— START OF Input rows —

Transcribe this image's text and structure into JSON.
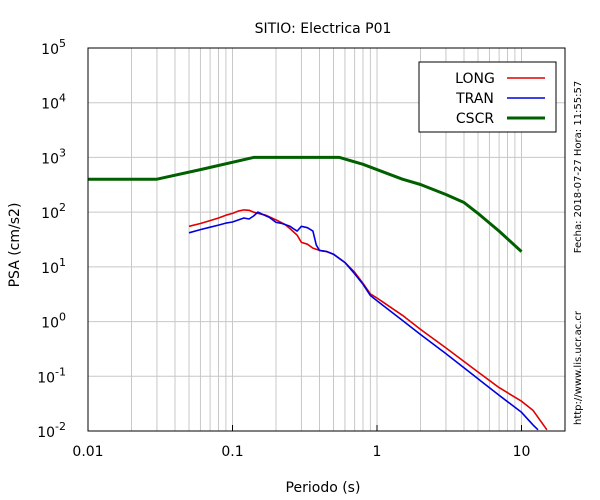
{
  "chart_data": {
    "type": "line",
    "title": "SITIO: Electrica P01",
    "xlabel": "Periodo (s)",
    "ylabel": "PSA (cm/s2)",
    "x_scale": "log",
    "y_scale": "log",
    "xlim": [
      0.01,
      20
    ],
    "ylim": [
      0.01,
      100000
    ],
    "x_ticks": [
      {
        "value": 0.01,
        "label": "0.01"
      },
      {
        "value": 0.1,
        "label": "0.1"
      },
      {
        "value": 1,
        "label": "1"
      },
      {
        "value": 10,
        "label": "10"
      }
    ],
    "y_ticks": [
      {
        "value": 0.01,
        "base": "10",
        "exp": "-2"
      },
      {
        "value": 0.1,
        "base": "10",
        "exp": "-1"
      },
      {
        "value": 1,
        "base": "10",
        "exp": "0"
      },
      {
        "value": 10,
        "base": "10",
        "exp": "1"
      },
      {
        "value": 100,
        "base": "10",
        "exp": "2"
      },
      {
        "value": 1000,
        "base": "10",
        "exp": "3"
      },
      {
        "value": 10000,
        "base": "10",
        "exp": "4"
      },
      {
        "value": 100000,
        "base": "10",
        "exp": "5"
      }
    ],
    "grid": true,
    "legend_position": "top-right",
    "series": [
      {
        "name": "LONG",
        "color": "#e00000",
        "points": [
          [
            0.05,
            55
          ],
          [
            0.06,
            62
          ],
          [
            0.07,
            70
          ],
          [
            0.08,
            78
          ],
          [
            0.09,
            88
          ],
          [
            0.1,
            95
          ],
          [
            0.11,
            105
          ],
          [
            0.12,
            110
          ],
          [
            0.13,
            108
          ],
          [
            0.14,
            100
          ],
          [
            0.15,
            95
          ],
          [
            0.17,
            88
          ],
          [
            0.2,
            72
          ],
          [
            0.23,
            60
          ],
          [
            0.25,
            50
          ],
          [
            0.28,
            38
          ],
          [
            0.3,
            28
          ],
          [
            0.33,
            26
          ],
          [
            0.36,
            22
          ],
          [
            0.4,
            20
          ],
          [
            0.45,
            19
          ],
          [
            0.5,
            17
          ],
          [
            0.6,
            12
          ],
          [
            0.7,
            8
          ],
          [
            0.8,
            5
          ],
          [
            0.9,
            3.2
          ],
          [
            1.0,
            2.7
          ],
          [
            1.5,
            1.3
          ],
          [
            2,
            0.72
          ],
          [
            3,
            0.33
          ],
          [
            5,
            0.12
          ],
          [
            7,
            0.062
          ],
          [
            10,
            0.035
          ],
          [
            12,
            0.024
          ],
          [
            15,
            0.0105
          ]
        ]
      },
      {
        "name": "TRAN",
        "color": "#0000e0",
        "points": [
          [
            0.05,
            42
          ],
          [
            0.06,
            48
          ],
          [
            0.07,
            53
          ],
          [
            0.08,
            58
          ],
          [
            0.09,
            63
          ],
          [
            0.1,
            66
          ],
          [
            0.11,
            72
          ],
          [
            0.12,
            78
          ],
          [
            0.13,
            75
          ],
          [
            0.14,
            85
          ],
          [
            0.15,
            100
          ],
          [
            0.16,
            92
          ],
          [
            0.18,
            80
          ],
          [
            0.2,
            65
          ],
          [
            0.22,
            62
          ],
          [
            0.25,
            55
          ],
          [
            0.27,
            48
          ],
          [
            0.28,
            45
          ],
          [
            0.3,
            55
          ],
          [
            0.33,
            52
          ],
          [
            0.36,
            45
          ],
          [
            0.38,
            25
          ],
          [
            0.4,
            20
          ],
          [
            0.45,
            19
          ],
          [
            0.5,
            17
          ],
          [
            0.6,
            12
          ],
          [
            0.7,
            7.5
          ],
          [
            0.8,
            4.8
          ],
          [
            0.9,
            3.0
          ],
          [
            1.0,
            2.4
          ],
          [
            1.5,
            1.05
          ],
          [
            2,
            0.58
          ],
          [
            3,
            0.26
          ],
          [
            5,
            0.09
          ],
          [
            7,
            0.045
          ],
          [
            10,
            0.022
          ],
          [
            12,
            0.013
          ],
          [
            13,
            0.0105
          ]
        ]
      },
      {
        "name": "CSCR",
        "color": "#006000",
        "points": [
          [
            0.01,
            400
          ],
          [
            0.03,
            400
          ],
          [
            0.06,
            600
          ],
          [
            0.14,
            1000
          ],
          [
            0.55,
            1000
          ],
          [
            0.8,
            750
          ],
          [
            1.5,
            400
          ],
          [
            2,
            320
          ],
          [
            3,
            210
          ],
          [
            4,
            150
          ],
          [
            5,
            95
          ],
          [
            7,
            45
          ],
          [
            10,
            19
          ]
        ]
      }
    ]
  },
  "side_notes": {
    "datetime": "Fecha: 2018-07-27 Hora: 11:55:57",
    "url": "http://www.lis.ucr.ac.cr"
  }
}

— END OF Input rows —

→ What is required: Return the material word for word. Pictures are not part of the copy.

→ Exercise response:
Transcribe this image's text and structure into JSON.
{
  "chart_data": {
    "type": "line",
    "title": "SITIO: Electrica P01",
    "xlabel": "Periodo (s)",
    "ylabel": "PSA (cm/s2)",
    "x_scale": "log",
    "y_scale": "log",
    "xlim": [
      0.01,
      20
    ],
    "ylim": [
      0.01,
      100000
    ],
    "x_ticks": [
      {
        "value": 0.01,
        "label": "0.01"
      },
      {
        "value": 0.1,
        "label": "0.1"
      },
      {
        "value": 1,
        "label": "1"
      },
      {
        "value": 10,
        "label": "10"
      }
    ],
    "y_ticks": [
      {
        "value": 0.01,
        "base": "10",
        "exp": "-2"
      },
      {
        "value": 0.1,
        "base": "10",
        "exp": "-1"
      },
      {
        "value": 1,
        "base": "10",
        "exp": "0"
      },
      {
        "value": 10,
        "base": "10",
        "exp": "1"
      },
      {
        "value": 100,
        "base": "10",
        "exp": "2"
      },
      {
        "value": 1000,
        "base": "10",
        "exp": "3"
      },
      {
        "value": 10000,
        "base": "10",
        "exp": "4"
      },
      {
        "value": 100000,
        "base": "10",
        "exp": "5"
      }
    ],
    "grid": true,
    "legend_position": "top-right",
    "series": [
      {
        "name": "LONG",
        "color": "#e00000",
        "points": [
          [
            0.05,
            55
          ],
          [
            0.06,
            62
          ],
          [
            0.07,
            70
          ],
          [
            0.08,
            78
          ],
          [
            0.09,
            88
          ],
          [
            0.1,
            95
          ],
          [
            0.11,
            105
          ],
          [
            0.12,
            110
          ],
          [
            0.13,
            108
          ],
          [
            0.14,
            100
          ],
          [
            0.15,
            95
          ],
          [
            0.17,
            88
          ],
          [
            0.2,
            72
          ],
          [
            0.23,
            60
          ],
          [
            0.25,
            50
          ],
          [
            0.28,
            38
          ],
          [
            0.3,
            28
          ],
          [
            0.33,
            26
          ],
          [
            0.36,
            22
          ],
          [
            0.4,
            20
          ],
          [
            0.45,
            19
          ],
          [
            0.5,
            17
          ],
          [
            0.6,
            12
          ],
          [
            0.7,
            8
          ],
          [
            0.8,
            5
          ],
          [
            0.9,
            3.2
          ],
          [
            1.0,
            2.7
          ],
          [
            1.5,
            1.3
          ],
          [
            2,
            0.72
          ],
          [
            3,
            0.33
          ],
          [
            5,
            0.12
          ],
          [
            7,
            0.062
          ],
          [
            10,
            0.035
          ],
          [
            12,
            0.024
          ],
          [
            15,
            0.0105
          ]
        ]
      },
      {
        "name": "TRAN",
        "color": "#0000e0",
        "points": [
          [
            0.05,
            42
          ],
          [
            0.06,
            48
          ],
          [
            0.07,
            53
          ],
          [
            0.08,
            58
          ],
          [
            0.09,
            63
          ],
          [
            0.1,
            66
          ],
          [
            0.11,
            72
          ],
          [
            0.12,
            78
          ],
          [
            0.13,
            75
          ],
          [
            0.14,
            85
          ],
          [
            0.15,
            100
          ],
          [
            0.16,
            92
          ],
          [
            0.18,
            80
          ],
          [
            0.2,
            65
          ],
          [
            0.22,
            62
          ],
          [
            0.25,
            55
          ],
          [
            0.27,
            48
          ],
          [
            0.28,
            45
          ],
          [
            0.3,
            55
          ],
          [
            0.33,
            52
          ],
          [
            0.36,
            45
          ],
          [
            0.38,
            25
          ],
          [
            0.4,
            20
          ],
          [
            0.45,
            19
          ],
          [
            0.5,
            17
          ],
          [
            0.6,
            12
          ],
          [
            0.7,
            7.5
          ],
          [
            0.8,
            4.8
          ],
          [
            0.9,
            3.0
          ],
          [
            1.0,
            2.4
          ],
          [
            1.5,
            1.05
          ],
          [
            2,
            0.58
          ],
          [
            3,
            0.26
          ],
          [
            5,
            0.09
          ],
          [
            7,
            0.045
          ],
          [
            10,
            0.022
          ],
          [
            12,
            0.013
          ],
          [
            13,
            0.0105
          ]
        ]
      },
      {
        "name": "CSCR",
        "color": "#006000",
        "points": [
          [
            0.01,
            400
          ],
          [
            0.03,
            400
          ],
          [
            0.06,
            600
          ],
          [
            0.14,
            1000
          ],
          [
            0.55,
            1000
          ],
          [
            0.8,
            750
          ],
          [
            1.5,
            400
          ],
          [
            2,
            320
          ],
          [
            3,
            210
          ],
          [
            4,
            150
          ],
          [
            5,
            95
          ],
          [
            7,
            45
          ],
          [
            10,
            19
          ]
        ]
      }
    ]
  },
  "side_notes": {
    "datetime": "Fecha: 2018-07-27 Hora: 11:55:57",
    "url": "http://www.lis.ucr.ac.cr"
  }
}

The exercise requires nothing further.